**Written task:**
Print all the data, keeping every line exactly as it is.

**Data provided:**

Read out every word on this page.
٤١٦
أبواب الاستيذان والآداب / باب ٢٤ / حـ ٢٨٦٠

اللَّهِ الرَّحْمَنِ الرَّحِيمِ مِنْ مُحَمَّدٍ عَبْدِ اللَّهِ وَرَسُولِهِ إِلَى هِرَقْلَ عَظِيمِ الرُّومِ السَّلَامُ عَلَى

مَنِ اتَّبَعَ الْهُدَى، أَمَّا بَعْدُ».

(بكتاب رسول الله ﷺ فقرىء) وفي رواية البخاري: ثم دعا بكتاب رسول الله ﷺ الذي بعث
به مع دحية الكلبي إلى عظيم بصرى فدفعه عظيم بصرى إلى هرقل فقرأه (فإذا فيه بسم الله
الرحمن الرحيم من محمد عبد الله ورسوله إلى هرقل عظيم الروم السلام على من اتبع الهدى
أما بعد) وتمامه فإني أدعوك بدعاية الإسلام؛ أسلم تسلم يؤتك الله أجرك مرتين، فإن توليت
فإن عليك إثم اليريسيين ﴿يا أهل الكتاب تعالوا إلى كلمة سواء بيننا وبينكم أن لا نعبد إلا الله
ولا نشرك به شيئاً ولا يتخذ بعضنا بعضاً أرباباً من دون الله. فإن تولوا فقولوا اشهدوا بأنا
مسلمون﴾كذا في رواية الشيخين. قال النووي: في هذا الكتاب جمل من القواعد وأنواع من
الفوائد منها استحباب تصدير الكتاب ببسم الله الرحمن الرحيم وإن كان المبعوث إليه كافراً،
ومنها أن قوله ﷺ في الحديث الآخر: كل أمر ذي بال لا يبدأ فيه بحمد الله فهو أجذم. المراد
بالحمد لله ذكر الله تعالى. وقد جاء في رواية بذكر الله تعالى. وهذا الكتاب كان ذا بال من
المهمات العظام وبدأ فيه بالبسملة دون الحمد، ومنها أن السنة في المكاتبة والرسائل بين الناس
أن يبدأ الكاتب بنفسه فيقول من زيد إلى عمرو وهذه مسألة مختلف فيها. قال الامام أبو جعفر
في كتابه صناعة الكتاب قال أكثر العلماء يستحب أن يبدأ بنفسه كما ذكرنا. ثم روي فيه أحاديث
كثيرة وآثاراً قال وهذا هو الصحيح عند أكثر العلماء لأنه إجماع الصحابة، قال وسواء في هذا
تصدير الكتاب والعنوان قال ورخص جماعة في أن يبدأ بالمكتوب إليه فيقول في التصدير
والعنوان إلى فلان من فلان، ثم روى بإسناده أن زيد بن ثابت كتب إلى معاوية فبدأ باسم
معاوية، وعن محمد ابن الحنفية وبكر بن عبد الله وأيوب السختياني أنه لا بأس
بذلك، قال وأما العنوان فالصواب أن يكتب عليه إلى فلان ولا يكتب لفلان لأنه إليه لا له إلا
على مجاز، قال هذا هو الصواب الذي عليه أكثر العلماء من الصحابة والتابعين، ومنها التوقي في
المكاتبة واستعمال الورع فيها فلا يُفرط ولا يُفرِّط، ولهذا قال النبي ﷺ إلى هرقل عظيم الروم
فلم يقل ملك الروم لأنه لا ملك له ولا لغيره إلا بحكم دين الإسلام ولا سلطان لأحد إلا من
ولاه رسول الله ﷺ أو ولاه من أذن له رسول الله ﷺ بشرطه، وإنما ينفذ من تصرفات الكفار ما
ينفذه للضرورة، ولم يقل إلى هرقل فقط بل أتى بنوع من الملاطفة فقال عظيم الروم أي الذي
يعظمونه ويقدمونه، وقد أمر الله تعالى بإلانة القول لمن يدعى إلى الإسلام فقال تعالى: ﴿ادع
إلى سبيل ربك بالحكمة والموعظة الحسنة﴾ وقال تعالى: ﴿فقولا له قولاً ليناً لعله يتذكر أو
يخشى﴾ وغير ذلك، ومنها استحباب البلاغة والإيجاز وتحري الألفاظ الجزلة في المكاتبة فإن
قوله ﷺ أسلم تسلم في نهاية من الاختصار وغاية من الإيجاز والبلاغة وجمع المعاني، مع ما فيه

**Written response:**
Read out every word on this page.
٤١٦
أبواب الاستيذان والآداب / باب ٢٤ / حـ ٢٨٦٠

اللَّهِ الرَّحْمَنِ الرَّحِيمِ مِنْ مُحَمَّدٍ عَبْدِ اللَّهِ وَرَسُولِهِ إِلَى هِرَقْلَ عَظِيمِ الرُّومِ السَّلَامُ عَلَى

مَنِ اتَّبَعَ الْهُدَى، أَمَّا بَعْدُ».

(بكتاب رسول الله ﷺ فقرىء) وفي رواية البخاري: ثم دعا بكتاب رسول الله ﷺ الذي بعث
به مع دحية الكلبي إلى عظيم بصرى فدفعه عظيم بصرى إلى هرقل فقرأه (فإذا فيه بسم الله
الرحمن الرحيم من محمد عبد الله ورسوله إلى هرقل عظيم الروم السلام على من اتبع الهدى
أما بعد) وتمامه فإني أدعوك بدعاية الإسلام؛ أسلم تسلم يؤتك الله أجرك مرتين، فإن توليت
فإن عليك إثم اليريسيين ﴿يا أهل الكتاب تعالوا إلى كلمة سواء بيننا وبينكم أن لا نعبد إلا الله
ولا نشرك به شيئاً ولا يتخذ بعضنا بعضاً أرباباً من دون الله. فإن تولوا فقولوا اشهدوا بأنا
مسلمون﴾كذا في رواية الشيخين. قال النووي: في هذا الكتاب جمل من القواعد وأنواع من
الفوائد منها استحباب تصدير الكتاب ببسم الله الرحمن الرحيم وإن كان المبعوث إليه كافراً،
ومنها أن قوله ﷺ في الحديث الآخر: كل أمر ذي بال لا يبدأ فيه بحمد الله فهو أجذم. المراد
بالحمد لله ذكر الله تعالى. وقد جاء في رواية بذكر الله تعالى. وهذا الكتاب كان ذا بال من
المهمات العظام وبدأ فيه بالبسملة دون الحمد، ومنها أن السنة في المكاتبة والرسائل بين الناس
أن يبدأ الكاتب بنفسه فيقول من زيد إلى عمرو وهذه مسألة مختلف فيها. قال الامام أبو جعفر
في كتابه صناعة الكتاب قال أكثر العلماء يستحب أن يبدأ بنفسه كما ذكرنا. ثم روي فيه أحاديث
كثيرة وآثاراً قال وهذا هو الصحيح عند أكثر العلماء لأنه إجماع الصحابة، قال وسواء في هذا
تصدير الكتاب والعنوان قال ورخص جماعة في أن يبدأ بالمكتوب إليه فيقول في التصدير
والعنوان إلى فلان من فلان، ثم روى بإسناده أن زيد بن ثابت كتب إلى معاوية فبدأ باسم
معاوية، وعن محمد ابن الحنفية وبكر بن عبد الله وأيوب السختياني أنه لا بأس
بذلك، قال وأما العنوان فالصواب أن يكتب عليه إلى فلان ولا يكتب لفلان لأنه إليه لا له إلا
على مجاز، قال هذا هو الصواب الذي عليه أكثر العلماء من الصحابة والتابعين، ومنها التوقي في
المكاتبة واستعمال الورع فيها فلا يُفرط ولا يُفرِّط، ولهذا قال النبي ﷺ إلى هرقل عظيم الروم
فلم يقل ملك الروم لأنه لا ملك له ولا لغيره إلا بحكم دين الإسلام ولا سلطان لأحد إلا من
ولاه رسول الله ﷺ أو ولاه من أذن له رسول الله ﷺ بشرطه، وإنما ينفذ من تصرفات الكفار ما
ينفذه للضرورة، ولم يقل إلى هرقل فقط بل أتى بنوع من الملاطفة فقال عظيم الروم أي الذي
يعظمونه ويقدمونه، وقد أمر الله تعالى بإلانة القول لمن يدعى إلى الإسلام فقال تعالى: ﴿ادع
إلى سبيل ربك بالحكمة والموعظة الحسنة﴾ وقال تعالى: ﴿فقولا له قولاً ليناً لعله يتذكر أو
يخشى﴾ وغير ذلك، ومنها استحباب البلاغة والإيجاز وتحري الألفاظ الجزلة في المكاتبة فإن
قوله ﷺ أسلم تسلم في نهاية من الاختصار وغاية من الإيجاز والبلاغة وجمع المعاني، مع ما فيه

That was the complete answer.